— BEGIN Records for the exercise —

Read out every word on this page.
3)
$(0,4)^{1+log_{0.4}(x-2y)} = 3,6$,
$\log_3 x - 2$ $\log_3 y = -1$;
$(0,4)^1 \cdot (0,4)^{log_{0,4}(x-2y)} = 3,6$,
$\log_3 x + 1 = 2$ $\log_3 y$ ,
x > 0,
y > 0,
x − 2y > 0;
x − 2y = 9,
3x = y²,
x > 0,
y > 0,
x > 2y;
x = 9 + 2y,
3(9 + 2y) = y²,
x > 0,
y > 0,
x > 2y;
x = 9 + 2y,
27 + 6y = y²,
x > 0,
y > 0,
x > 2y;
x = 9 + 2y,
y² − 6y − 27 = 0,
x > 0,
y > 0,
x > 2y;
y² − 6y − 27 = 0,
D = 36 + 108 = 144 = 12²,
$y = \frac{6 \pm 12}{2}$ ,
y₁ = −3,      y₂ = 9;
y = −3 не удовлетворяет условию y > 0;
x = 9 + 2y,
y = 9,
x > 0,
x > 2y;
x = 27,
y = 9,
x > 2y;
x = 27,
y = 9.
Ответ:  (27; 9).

— END Records for the exercise —

The records above need to be transcribed in full. Keep every character unchanged.

▶ _Final answer_:
Read out every word on this page.
3)
$(0,4)^{1+log_{0.4}(x-2y)} = 3,6$,
$\log_3 x - 2$ $\log_3 y = -1$;
$(0,4)^1 \cdot (0,4)^{log_{0,4}(x-2y)} = 3,6$,
$\log_3 x + 1 = 2$ $\log_3 y$ ,
x > 0,
y > 0,
x − 2y > 0;
x − 2y = 9,
3x = y²,
x > 0,
y > 0,
x > 2y;
x = 9 + 2y,
3(9 + 2y) = y²,
x > 0,
y > 0,
x > 2y;
x = 9 + 2y,
27 + 6y = y²,
x > 0,
y > 0,
x > 2y;
x = 9 + 2y,
y² − 6y − 27 = 0,
x > 0,
y > 0,
x > 2y;
y² − 6y − 27 = 0,
D = 36 + 108 = 144 = 12²,
$y = \frac{6 \pm 12}{2}$ ,
y₁ = −3,      y₂ = 9;
y = −3 не удовлетворяет условию y > 0;
x = 9 + 2y,
y = 9,
x > 0,
x > 2y;
x = 27,
y = 9,
x > 2y;
x = 27,
y = 9.
Ответ:  (27; 9).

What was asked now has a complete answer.